### The problem
Render the following material again verbatim, leaving nothing out.

### Records for the exercise
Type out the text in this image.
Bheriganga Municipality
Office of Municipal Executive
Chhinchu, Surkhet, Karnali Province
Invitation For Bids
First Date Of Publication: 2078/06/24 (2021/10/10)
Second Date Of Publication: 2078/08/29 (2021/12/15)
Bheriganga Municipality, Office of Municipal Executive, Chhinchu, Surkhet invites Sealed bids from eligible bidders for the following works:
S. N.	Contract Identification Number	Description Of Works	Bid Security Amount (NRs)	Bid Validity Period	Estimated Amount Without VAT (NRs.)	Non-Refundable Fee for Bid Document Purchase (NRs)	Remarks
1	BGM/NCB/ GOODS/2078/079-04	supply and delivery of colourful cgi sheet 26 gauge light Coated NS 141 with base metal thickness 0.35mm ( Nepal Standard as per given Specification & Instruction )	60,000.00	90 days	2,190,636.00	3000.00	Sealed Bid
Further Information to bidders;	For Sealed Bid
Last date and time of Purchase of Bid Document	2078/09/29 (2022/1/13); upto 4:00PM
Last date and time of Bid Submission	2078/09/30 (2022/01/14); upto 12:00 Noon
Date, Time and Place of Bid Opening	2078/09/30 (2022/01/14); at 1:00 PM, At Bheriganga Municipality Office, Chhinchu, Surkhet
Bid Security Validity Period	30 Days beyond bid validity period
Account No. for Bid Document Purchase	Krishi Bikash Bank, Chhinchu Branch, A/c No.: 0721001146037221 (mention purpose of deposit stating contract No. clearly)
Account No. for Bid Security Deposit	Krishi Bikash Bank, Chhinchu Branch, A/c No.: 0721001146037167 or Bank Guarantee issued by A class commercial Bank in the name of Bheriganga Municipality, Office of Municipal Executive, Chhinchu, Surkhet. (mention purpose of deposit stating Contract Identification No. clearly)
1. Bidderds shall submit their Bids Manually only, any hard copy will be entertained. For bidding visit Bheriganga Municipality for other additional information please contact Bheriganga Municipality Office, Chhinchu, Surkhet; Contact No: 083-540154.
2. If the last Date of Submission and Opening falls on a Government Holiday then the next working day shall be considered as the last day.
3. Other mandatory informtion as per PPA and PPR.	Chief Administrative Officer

### Answer
Type out the text in this image.
Bheriganga Municipality
Office of Municipal Executive
Chhinchu, Surkhet, Karnali Province
Invitation For Bids
First Date Of Publication: 2078/06/24 (2021/10/10)
Second Date Of Publication: 2078/08/29 (2021/12/15)
Bheriganga Municipality, Office of Municipal Executive, Chhinchu, Surkhet invites Sealed bids from eligible bidders for the following works:
S. N.	Contract Identification Number	Description Of Works	Bid Security Amount (NRs)	Bid Validity Period	Estimated Amount Without VAT (NRs.)	Non-Refundable Fee for Bid Document Purchase (NRs)	Remarks
1	BGM/NCB/ GOODS/2078/079-04	supply and delivery of colourful cgi sheet 26 gauge light Coated NS 141 with base metal thickness 0.35mm ( Nepal Standard as per given Specification & Instruction )	60,000.00	90 days	2,190,636.00	3000.00	Sealed Bid
Further Information to bidders;	For Sealed Bid
Last date and time of Purchase of Bid Document	2078/09/29 (2022/1/13); upto 4:00PM
Last date and time of Bid Submission	2078/09/30 (2022/01/14); upto 12:00 Noon
Date, Time and Place of Bid Opening	2078/09/30 (2022/01/14); at 1:00 PM, At Bheriganga Municipality Office, Chhinchu, Surkhet
Bid Security Validity Period	30 Days beyond bid validity period
Account No. for Bid Document Purchase	Krishi Bikash Bank, Chhinchu Branch, A/c No.: 0721001146037221 (mention purpose of deposit stating contract No. clearly)
Account No. for Bid Security Deposit	Krishi Bikash Bank, Chhinchu Branch, A/c No.: 0721001146037167 or Bank Guarantee issued by A class commercial Bank in the name of Bheriganga Municipality, Office of Municipal Executive, Chhinchu, Surkhet. (mention purpose of deposit stating Contract Identification No. clearly)
1. Bidderds shall submit their Bids Manually only, any hard copy will be entertained. For bidding visit Bheriganga Municipality for other additional information please contact Bheriganga Municipality Office, Chhinchu, Surkhet; Contact No: 083-540154.
2. If the last Date of Submission and Opening falls on a Government Holiday then the next working day shall be considered as the last day.
3. Other mandatory informtion as per PPA and PPR.	Chief Administrative Officer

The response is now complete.